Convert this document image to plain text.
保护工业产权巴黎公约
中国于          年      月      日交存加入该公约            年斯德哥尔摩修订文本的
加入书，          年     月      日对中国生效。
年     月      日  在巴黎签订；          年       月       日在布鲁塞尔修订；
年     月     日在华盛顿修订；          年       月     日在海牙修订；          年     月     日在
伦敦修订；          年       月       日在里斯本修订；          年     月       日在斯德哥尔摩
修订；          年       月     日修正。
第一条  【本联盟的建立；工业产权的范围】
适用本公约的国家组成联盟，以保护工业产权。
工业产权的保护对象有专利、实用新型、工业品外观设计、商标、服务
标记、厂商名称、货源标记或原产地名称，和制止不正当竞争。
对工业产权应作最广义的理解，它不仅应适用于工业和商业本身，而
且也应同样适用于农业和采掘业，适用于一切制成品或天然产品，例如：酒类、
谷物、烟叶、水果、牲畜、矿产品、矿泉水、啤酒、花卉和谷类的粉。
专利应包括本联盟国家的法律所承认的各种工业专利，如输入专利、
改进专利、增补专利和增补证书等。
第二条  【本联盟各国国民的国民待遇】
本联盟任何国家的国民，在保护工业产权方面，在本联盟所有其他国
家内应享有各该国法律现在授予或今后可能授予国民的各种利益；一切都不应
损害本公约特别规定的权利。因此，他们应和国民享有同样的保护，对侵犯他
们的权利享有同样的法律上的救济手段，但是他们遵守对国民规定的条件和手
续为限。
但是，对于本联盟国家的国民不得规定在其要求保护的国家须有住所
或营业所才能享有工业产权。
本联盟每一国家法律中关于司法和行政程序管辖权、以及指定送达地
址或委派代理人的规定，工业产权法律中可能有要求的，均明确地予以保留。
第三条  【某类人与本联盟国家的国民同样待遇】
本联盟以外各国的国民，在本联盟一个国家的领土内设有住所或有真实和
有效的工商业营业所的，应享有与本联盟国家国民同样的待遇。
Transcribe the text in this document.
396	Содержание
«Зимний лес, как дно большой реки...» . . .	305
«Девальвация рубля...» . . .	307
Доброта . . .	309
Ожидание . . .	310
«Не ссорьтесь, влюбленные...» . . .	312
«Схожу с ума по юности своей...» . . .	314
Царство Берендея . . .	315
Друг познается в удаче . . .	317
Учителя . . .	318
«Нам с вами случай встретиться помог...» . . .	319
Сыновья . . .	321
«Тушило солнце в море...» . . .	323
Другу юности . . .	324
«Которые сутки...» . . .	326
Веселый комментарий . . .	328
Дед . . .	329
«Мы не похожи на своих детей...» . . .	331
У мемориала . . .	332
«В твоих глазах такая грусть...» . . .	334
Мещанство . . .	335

**REQUIRED WORK:** Reproduce the listing shown above in its entirety, exactly.

**RESULT OF THIS EXERCISE:**
Convert this document image to plain text.
保护工业产权巴黎公约
中国于          年      月      日交存加入该公约            年斯德哥尔摩修订文本的
加入书，          年     月      日对中国生效。
年     月      日  在巴黎签订；          年       月       日在布鲁塞尔修订；
年     月     日在华盛顿修订；          年       月     日在海牙修订；          年     月     日在
伦敦修订；          年       月       日在里斯本修订；          年     月       日在斯德哥尔摩
修订；          年       月     日修正。
第一条  【本联盟的建立；工业产权的范围】
适用本公约的国家组成联盟，以保护工业产权。
工业产权的保护对象有专利、实用新型、工业品外观设计、商标、服务
标记、厂商名称、货源标记或原产地名称，和制止不正当竞争。
对工业产权应作最广义的理解，它不仅应适用于工业和商业本身，而
且也应同样适用于农业和采掘业，适用于一切制成品或天然产品，例如：酒类、
谷物、烟叶、水果、牲畜、矿产品、矿泉水、啤酒、花卉和谷类的粉。
专利应包括本联盟国家的法律所承认的各种工业专利，如输入专利、
改进专利、增补专利和增补证书等。
第二条  【本联盟各国国民的国民待遇】
本联盟任何国家的国民，在保护工业产权方面，在本联盟所有其他国
家内应享有各该国法律现在授予或今后可能授予国民的各种利益；一切都不应
损害本公约特别规定的权利。因此，他们应和国民享有同样的保护，对侵犯他
们的权利享有同样的法律上的救济手段，但是他们遵守对国民规定的条件和手
续为限。
但是，对于本联盟国家的国民不得规定在其要求保护的国家须有住所
或营业所才能享有工业产权。
本联盟每一国家法律中关于司法和行政程序管辖权、以及指定送达地
址或委派代理人的规定，工业产权法律中可能有要求的，均明确地予以保留。
第三条  【某类人与本联盟国家的国民同样待遇】
本联盟以外各国的国民，在本联盟一个国家的领土内设有住所或有真实和
有效的工商业营业所的，应享有与本联盟国家国民同样的待遇。
Transcribe the text in this document.
396	Содержание
«Зимний лес, как дно большой реки...» . . .	305
«Девальвация рубля...» . . .	307
Доброта . . .	309
Ожидание . . .	310
«Не ссорьтесь, влюбленные...» . . .	312
«Схожу с ума по юности своей...» . . .	314
Царство Берендея . . .	315
Друг познается в удаче . . .	317
Учителя . . .	318
«Нам с вами случай встретиться помог...» . . .	319
Сыновья . . .	321
«Тушило солнце в море...» . . .	323
Другу юности . . .	324
«Которые сутки...» . . .	326
Веселый комментарий . . .	328
Дед . . .	329
«Мы не похожи на своих детей...» . . .	331
У мемориала . . .	332
«В твоих глазах такая грусть...» . . .	334
Мещанство . . .	335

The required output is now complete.